Task prompt: Below are the records. List every line holding the word "Alexis".

::::::::

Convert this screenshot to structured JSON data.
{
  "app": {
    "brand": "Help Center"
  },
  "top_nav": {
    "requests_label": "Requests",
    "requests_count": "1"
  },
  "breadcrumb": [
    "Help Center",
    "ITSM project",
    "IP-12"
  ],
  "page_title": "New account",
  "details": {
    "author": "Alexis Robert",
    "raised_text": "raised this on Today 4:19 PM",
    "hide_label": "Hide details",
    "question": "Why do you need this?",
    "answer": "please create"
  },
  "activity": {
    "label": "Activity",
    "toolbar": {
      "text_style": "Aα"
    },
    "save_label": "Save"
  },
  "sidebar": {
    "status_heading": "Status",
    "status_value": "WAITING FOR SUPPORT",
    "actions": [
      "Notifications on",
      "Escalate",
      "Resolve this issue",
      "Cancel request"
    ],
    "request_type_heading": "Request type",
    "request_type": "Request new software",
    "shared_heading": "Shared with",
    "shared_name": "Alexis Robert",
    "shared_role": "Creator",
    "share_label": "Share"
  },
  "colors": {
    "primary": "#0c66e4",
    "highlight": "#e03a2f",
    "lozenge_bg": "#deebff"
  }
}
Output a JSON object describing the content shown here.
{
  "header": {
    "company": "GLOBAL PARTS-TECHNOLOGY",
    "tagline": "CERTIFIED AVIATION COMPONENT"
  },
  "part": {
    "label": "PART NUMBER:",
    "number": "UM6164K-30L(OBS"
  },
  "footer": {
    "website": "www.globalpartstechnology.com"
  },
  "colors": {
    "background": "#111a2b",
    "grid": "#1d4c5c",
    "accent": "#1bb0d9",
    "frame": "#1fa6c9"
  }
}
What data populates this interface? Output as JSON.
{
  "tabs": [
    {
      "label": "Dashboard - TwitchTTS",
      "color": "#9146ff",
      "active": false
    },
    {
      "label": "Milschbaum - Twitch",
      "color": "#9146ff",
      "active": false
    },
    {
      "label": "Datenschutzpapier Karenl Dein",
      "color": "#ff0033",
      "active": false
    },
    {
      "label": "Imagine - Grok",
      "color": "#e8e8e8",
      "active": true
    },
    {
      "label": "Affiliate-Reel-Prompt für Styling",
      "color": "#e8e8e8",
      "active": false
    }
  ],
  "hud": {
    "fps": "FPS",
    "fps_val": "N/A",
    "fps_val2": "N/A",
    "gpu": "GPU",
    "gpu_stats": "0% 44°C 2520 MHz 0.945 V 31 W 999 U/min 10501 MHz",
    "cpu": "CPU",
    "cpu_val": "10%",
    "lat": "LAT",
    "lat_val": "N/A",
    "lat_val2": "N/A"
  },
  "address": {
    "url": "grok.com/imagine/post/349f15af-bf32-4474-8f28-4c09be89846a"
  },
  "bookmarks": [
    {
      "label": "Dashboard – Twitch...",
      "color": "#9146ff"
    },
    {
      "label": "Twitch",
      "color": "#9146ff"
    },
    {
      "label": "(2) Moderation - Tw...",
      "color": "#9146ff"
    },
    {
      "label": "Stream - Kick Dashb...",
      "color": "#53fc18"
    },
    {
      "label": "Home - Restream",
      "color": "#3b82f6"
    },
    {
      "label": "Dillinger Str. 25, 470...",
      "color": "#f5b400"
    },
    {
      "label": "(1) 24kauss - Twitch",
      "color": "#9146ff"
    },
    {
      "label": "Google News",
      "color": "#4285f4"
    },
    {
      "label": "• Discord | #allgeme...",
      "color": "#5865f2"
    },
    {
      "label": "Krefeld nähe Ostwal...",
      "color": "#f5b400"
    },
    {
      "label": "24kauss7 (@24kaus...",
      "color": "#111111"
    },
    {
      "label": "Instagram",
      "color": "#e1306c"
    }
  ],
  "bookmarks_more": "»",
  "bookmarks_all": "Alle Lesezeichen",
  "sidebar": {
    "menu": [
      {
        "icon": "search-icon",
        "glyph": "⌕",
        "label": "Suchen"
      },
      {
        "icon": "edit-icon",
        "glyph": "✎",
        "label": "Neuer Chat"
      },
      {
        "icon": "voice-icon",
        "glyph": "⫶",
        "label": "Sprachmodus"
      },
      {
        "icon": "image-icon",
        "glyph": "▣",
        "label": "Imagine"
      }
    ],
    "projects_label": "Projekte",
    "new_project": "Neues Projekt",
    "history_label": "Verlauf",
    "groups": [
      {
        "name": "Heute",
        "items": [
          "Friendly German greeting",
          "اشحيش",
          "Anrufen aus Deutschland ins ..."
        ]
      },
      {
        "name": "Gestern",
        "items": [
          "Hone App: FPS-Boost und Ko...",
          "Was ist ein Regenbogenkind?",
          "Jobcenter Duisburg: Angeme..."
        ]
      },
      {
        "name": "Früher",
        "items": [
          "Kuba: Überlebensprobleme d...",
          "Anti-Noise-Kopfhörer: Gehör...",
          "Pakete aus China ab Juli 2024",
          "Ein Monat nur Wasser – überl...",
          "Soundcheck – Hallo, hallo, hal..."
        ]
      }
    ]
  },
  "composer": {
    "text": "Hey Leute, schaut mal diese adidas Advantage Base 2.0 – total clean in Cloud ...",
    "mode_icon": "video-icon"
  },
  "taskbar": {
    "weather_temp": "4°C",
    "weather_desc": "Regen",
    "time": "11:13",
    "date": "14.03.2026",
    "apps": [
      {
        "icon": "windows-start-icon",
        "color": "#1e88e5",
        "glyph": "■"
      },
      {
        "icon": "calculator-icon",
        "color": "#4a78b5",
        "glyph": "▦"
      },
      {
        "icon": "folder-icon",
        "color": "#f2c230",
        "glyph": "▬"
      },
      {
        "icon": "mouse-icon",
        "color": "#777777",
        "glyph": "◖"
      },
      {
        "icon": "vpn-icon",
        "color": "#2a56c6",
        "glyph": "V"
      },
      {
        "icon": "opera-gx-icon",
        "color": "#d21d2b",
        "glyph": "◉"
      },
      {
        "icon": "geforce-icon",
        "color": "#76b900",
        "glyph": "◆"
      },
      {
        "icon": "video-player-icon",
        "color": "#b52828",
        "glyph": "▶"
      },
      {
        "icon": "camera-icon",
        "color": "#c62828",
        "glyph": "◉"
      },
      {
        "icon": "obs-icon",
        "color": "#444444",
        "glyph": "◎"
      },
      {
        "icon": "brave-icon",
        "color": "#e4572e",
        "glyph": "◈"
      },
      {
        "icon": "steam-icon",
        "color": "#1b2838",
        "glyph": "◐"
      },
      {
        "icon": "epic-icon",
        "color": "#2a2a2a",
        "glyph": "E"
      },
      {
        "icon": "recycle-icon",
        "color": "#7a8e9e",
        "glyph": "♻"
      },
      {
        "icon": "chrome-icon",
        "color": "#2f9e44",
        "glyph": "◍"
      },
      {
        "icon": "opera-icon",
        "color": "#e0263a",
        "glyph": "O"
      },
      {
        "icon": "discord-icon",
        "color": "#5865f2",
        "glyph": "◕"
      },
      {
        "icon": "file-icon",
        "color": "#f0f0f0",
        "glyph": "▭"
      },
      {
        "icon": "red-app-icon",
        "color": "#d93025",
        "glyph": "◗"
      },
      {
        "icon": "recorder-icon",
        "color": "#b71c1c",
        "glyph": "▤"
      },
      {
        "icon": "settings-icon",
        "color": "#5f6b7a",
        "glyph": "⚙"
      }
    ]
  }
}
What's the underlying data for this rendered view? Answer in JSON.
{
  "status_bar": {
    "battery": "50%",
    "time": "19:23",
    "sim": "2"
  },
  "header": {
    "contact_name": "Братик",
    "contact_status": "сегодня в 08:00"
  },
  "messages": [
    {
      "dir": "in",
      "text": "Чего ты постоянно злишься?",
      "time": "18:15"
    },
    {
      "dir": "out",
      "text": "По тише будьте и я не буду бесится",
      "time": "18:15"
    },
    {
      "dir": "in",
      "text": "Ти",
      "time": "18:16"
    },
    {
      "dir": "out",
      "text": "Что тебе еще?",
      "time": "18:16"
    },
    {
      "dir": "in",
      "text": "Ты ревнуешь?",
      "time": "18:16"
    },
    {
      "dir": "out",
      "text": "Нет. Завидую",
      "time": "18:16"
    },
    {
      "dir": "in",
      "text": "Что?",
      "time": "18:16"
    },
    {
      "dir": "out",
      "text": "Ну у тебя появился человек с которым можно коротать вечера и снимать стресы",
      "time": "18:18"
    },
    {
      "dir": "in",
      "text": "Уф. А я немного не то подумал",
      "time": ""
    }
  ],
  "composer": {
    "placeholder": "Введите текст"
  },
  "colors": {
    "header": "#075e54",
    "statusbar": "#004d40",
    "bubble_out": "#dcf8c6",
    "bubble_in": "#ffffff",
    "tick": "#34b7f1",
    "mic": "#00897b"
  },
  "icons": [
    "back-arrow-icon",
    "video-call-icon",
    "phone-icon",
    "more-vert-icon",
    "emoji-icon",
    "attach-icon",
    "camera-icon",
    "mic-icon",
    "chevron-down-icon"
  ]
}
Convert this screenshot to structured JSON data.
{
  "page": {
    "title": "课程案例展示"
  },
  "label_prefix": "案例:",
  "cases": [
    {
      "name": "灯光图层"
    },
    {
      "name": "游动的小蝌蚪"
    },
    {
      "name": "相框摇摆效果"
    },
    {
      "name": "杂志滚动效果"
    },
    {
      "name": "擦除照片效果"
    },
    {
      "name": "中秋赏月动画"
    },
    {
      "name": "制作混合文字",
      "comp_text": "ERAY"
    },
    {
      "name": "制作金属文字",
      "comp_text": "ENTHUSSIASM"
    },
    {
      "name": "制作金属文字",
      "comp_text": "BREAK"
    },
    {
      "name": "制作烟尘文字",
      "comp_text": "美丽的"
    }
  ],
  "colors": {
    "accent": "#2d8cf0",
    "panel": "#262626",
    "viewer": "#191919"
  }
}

::::::::

Final answer:
    "author": "Alexis Robert",
    "shared_name": "Alexis Robert",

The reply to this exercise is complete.